## Work to complete
Identify and pull out each line of the entries in which "text" occurs.

## Material shown
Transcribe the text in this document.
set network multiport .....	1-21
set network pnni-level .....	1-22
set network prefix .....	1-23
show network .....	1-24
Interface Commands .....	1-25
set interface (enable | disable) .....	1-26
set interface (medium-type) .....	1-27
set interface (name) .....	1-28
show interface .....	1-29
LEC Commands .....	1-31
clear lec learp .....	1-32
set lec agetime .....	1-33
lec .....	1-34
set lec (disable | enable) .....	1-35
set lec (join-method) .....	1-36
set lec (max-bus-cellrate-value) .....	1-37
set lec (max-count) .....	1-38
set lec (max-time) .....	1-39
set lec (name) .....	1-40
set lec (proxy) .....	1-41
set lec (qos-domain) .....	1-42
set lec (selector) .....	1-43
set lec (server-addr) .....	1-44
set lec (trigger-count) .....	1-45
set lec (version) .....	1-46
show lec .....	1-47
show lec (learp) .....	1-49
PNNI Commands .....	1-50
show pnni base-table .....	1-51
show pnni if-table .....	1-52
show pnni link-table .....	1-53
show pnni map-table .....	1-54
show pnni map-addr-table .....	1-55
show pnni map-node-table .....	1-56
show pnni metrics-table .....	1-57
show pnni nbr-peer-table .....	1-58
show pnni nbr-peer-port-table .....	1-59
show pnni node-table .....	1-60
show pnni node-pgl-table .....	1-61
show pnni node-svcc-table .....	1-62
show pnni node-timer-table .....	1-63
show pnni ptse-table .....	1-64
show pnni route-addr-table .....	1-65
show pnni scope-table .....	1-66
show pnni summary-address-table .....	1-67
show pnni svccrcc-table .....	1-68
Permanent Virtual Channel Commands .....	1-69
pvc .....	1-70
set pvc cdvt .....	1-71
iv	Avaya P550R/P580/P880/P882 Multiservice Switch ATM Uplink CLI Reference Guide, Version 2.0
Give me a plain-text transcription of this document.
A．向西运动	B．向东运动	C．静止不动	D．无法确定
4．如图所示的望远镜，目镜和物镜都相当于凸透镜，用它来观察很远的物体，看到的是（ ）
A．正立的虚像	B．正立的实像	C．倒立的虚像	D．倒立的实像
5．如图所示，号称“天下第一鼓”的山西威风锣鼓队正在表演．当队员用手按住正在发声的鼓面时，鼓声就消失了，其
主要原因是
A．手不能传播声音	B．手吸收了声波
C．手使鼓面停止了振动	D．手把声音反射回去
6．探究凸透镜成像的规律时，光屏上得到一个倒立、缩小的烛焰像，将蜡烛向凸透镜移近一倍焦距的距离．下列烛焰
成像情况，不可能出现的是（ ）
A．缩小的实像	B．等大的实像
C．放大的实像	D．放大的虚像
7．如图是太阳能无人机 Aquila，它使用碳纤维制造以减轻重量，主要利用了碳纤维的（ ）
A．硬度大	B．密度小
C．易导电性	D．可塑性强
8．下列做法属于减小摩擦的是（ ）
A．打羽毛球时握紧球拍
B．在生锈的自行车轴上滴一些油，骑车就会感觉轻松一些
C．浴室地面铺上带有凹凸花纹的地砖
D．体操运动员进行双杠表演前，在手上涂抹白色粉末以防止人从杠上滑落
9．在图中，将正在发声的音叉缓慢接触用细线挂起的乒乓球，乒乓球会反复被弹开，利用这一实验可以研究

## The solution
Transcribe the text in this document.
Give me a plain-text transcription of this document.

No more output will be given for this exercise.